Decide si cada afirmación coincide con el texto sobre «Plaza bonsai»: (a) los personajes del libro suelen tener una suerte feliz; (b) el libro se hizo en blanco y negro, entre otras cosas, para evitar la distracción del color; (c) «un mundo sin colores» se presenta como una buena síntesis. Contesta sí o no a cada una y cita literalmente las palabras del texto que lo deciden.

TEXTO DADO →
--- --- ---

Contar en blanco y negro.
¿Opción estética? ¿O el territorio propicio para personajes perdidos en sus propios contrastes? “Simplificando mucho podría decirse que ‘Plaza bonsai’ es un libro donde no hay demasiado lugar para el optimismo. La suerte de sus personajes suele ser bastante desdichada e infeliz y con Yayo entendimos que la atmósfera que eso iba creando necesitaba de un libro en blanco y negro, con la fuerza que eso implica y sin la distracción del color. Un mundo sin colores, ésa es una buena síntesis”.

--- --- ---

EXTRACTOS DE DATOS →
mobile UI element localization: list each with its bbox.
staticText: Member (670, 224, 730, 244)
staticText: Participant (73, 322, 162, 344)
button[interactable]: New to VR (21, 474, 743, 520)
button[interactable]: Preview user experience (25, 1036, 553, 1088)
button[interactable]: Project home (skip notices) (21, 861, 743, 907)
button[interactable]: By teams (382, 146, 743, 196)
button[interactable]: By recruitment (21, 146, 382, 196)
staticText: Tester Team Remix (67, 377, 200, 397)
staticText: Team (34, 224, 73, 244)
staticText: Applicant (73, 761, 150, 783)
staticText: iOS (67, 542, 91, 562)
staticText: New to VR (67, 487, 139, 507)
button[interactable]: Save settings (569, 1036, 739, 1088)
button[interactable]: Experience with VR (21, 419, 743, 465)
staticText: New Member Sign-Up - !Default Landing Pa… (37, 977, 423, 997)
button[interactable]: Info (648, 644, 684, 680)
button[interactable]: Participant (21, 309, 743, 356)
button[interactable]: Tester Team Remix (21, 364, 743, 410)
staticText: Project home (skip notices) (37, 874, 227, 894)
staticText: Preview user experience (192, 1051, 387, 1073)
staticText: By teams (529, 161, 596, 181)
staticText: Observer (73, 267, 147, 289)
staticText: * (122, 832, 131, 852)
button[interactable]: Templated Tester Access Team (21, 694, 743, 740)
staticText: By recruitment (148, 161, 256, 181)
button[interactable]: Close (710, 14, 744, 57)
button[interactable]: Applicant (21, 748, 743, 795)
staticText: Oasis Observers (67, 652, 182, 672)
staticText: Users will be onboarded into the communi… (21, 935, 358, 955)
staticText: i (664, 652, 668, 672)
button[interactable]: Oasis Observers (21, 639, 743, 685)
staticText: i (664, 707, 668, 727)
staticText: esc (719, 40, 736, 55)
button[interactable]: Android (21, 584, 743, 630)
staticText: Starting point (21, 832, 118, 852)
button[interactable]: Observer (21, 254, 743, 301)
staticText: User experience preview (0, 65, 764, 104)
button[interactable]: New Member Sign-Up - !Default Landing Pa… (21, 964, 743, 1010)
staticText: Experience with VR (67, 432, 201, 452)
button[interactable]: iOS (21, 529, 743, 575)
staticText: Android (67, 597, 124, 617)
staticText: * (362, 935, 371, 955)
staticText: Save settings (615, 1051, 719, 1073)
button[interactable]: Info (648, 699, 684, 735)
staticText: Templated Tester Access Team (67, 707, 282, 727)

--- --- ---

RESPUESTA DEL EJERCICIO →
(a) No: «La suerte de sus personajes suele ser bastante desdichada e infeliz».
(b) Sí: «necesitaba de un libro en blanco y negro, con la fuerza que eso implica y sin la distracción del color».
(c) Sí: «Un mundo sin colores, ésa es una buena síntesis».